WRITTEN INSTRUCTION => Extract every line from the records below that contains the word "content".

======== GIVEN DATA ========

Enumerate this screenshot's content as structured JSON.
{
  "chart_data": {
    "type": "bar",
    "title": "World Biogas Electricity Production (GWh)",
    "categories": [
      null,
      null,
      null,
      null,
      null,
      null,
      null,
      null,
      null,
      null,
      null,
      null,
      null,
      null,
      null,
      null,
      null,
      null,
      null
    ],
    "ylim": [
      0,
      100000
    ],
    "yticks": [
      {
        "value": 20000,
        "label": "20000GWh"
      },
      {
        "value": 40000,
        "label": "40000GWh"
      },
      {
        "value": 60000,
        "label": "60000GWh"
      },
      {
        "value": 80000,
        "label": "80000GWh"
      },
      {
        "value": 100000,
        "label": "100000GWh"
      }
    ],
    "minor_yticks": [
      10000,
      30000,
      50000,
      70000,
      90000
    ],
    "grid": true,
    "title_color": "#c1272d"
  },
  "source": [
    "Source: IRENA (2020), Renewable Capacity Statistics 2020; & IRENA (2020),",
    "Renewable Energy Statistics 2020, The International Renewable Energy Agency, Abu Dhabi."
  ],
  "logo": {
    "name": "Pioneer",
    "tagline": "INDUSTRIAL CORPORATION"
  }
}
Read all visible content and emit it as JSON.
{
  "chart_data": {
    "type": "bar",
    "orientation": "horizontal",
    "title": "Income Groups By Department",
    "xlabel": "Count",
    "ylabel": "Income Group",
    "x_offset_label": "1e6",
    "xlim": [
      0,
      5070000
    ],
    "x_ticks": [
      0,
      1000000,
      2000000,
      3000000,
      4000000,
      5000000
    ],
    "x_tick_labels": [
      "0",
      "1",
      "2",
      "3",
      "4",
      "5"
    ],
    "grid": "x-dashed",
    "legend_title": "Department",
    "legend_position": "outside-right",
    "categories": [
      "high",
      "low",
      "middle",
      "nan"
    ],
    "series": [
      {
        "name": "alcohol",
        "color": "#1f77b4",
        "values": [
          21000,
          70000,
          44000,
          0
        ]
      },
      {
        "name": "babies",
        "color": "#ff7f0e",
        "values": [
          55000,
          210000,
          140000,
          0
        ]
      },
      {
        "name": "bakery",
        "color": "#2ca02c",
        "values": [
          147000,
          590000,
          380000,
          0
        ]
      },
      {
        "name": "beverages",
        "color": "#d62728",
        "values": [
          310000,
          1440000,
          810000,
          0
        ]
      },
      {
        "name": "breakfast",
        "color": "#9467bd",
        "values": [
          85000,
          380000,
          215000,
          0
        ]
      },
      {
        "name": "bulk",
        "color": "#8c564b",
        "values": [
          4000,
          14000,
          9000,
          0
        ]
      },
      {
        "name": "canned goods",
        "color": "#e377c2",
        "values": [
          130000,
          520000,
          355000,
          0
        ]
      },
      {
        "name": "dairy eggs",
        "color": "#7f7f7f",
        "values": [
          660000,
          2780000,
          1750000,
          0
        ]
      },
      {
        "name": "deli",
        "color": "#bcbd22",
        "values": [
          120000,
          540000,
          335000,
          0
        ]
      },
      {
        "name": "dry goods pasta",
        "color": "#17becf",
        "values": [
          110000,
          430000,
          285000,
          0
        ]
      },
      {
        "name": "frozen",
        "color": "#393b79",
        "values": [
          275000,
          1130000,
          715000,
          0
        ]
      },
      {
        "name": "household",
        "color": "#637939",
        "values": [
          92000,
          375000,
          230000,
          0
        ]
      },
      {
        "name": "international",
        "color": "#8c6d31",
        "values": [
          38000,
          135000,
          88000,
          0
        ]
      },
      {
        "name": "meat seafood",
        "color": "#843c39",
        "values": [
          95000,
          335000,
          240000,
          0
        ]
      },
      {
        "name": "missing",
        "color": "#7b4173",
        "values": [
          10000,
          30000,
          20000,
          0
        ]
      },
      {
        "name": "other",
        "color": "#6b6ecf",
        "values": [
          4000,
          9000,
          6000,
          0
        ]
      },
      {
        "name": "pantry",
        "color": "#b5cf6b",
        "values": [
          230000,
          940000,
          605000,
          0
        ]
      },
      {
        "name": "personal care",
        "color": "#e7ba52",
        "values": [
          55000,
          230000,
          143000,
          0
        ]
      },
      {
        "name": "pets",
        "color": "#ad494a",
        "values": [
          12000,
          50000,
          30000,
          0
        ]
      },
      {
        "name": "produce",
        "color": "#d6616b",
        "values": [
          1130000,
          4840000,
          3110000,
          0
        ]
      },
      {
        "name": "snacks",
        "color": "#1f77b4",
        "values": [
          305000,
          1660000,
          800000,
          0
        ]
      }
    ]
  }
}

========

ANSWER =>
Enumerate this screenshot's content as structured JSON.
Read all visible content and emit it as JSON.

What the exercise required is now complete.